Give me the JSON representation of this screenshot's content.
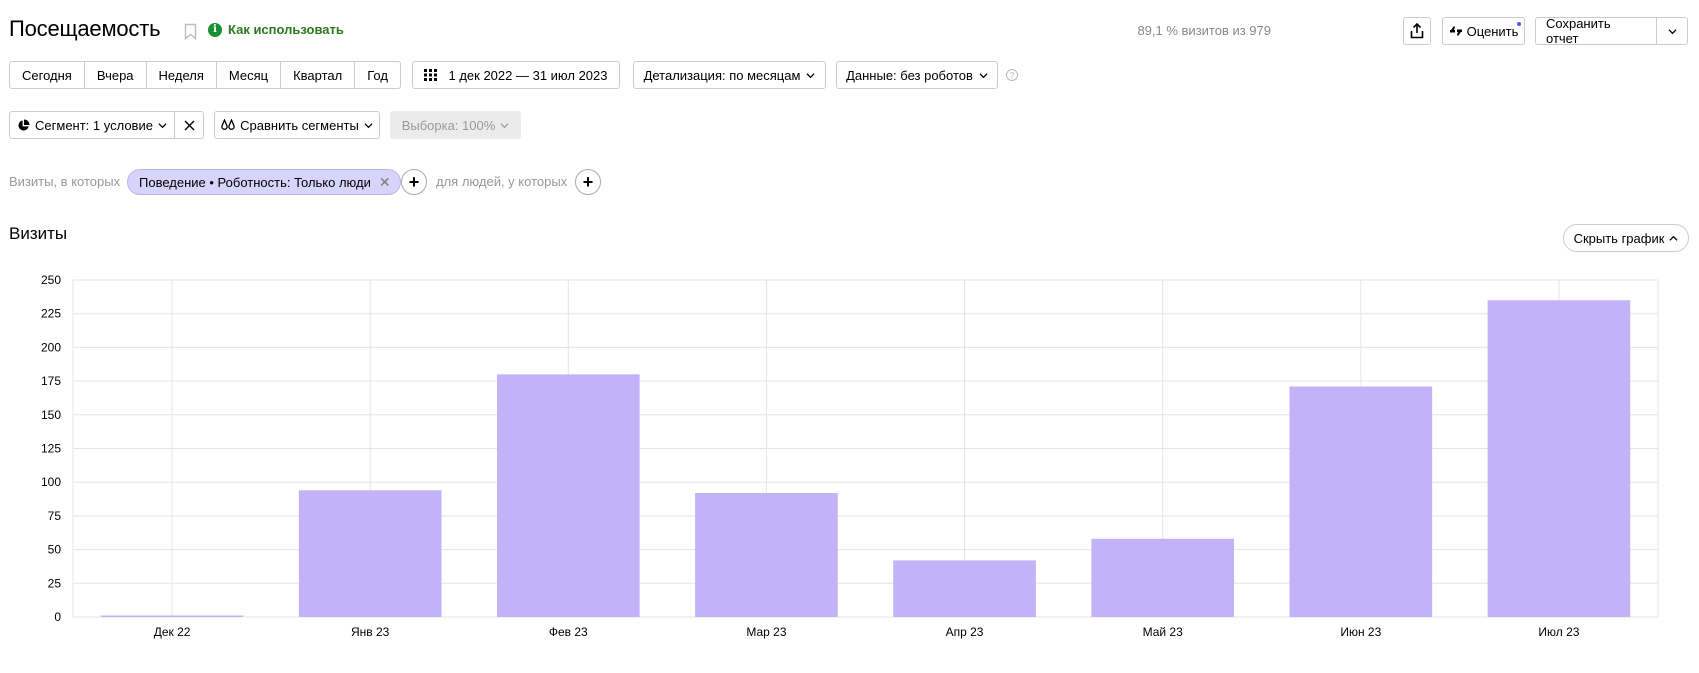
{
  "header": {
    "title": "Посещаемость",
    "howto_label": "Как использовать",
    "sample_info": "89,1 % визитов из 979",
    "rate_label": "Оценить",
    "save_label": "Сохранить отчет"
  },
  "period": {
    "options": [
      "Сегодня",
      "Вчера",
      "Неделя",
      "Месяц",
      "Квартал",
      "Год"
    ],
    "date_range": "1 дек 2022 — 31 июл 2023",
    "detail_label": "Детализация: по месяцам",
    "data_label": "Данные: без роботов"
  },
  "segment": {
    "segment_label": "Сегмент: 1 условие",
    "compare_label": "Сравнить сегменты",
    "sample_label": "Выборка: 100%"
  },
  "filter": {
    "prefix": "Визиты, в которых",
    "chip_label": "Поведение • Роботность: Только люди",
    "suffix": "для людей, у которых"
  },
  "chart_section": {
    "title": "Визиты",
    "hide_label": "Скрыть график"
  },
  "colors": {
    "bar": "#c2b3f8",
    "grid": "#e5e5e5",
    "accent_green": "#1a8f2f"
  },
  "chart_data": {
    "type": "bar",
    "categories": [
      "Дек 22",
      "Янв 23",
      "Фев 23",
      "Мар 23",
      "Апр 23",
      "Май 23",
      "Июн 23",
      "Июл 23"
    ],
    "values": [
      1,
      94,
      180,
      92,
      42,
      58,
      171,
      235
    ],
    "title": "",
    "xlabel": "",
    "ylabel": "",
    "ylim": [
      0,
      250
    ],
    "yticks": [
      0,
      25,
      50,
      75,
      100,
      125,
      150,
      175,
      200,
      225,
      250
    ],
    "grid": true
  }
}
☆ ☆ ☆ ☆ ☆
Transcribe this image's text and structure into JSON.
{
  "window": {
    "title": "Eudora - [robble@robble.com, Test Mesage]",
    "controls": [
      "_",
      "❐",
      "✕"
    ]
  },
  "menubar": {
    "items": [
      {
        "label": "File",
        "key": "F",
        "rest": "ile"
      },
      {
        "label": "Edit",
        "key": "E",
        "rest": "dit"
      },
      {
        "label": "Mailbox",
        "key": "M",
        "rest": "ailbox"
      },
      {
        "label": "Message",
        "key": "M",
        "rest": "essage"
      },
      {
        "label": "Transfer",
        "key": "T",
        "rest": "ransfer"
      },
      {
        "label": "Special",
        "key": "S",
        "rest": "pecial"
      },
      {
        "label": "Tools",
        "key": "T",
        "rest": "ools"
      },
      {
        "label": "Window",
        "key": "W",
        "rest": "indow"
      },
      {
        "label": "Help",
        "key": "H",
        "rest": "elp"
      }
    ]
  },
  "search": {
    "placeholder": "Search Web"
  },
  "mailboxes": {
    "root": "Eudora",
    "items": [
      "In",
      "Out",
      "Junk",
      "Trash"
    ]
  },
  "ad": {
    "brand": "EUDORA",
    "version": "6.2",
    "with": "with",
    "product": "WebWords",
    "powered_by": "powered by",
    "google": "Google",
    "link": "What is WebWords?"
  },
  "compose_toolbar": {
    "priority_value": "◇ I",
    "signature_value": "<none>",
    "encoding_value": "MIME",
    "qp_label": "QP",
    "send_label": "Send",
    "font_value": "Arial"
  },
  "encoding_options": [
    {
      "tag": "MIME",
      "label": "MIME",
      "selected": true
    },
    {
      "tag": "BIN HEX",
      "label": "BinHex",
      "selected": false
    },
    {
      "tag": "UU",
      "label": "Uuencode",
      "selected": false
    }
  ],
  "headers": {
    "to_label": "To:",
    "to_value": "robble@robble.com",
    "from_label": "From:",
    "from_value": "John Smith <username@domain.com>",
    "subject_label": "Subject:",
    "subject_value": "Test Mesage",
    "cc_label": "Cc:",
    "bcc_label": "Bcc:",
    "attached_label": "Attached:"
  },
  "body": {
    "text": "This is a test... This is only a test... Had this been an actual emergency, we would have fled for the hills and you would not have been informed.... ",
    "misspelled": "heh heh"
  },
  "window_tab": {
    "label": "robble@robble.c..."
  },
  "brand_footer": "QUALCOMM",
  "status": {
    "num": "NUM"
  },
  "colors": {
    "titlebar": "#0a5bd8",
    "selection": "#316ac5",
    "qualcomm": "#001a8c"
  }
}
☆ ☆ ☆ ☆ ☆
SHORT TASK: Filter out all lines lacking the word "Визиты" and copy the rest.

THE SOLUTION:
    "prefix": "Визиты, в которых",
    "title": "Визиты",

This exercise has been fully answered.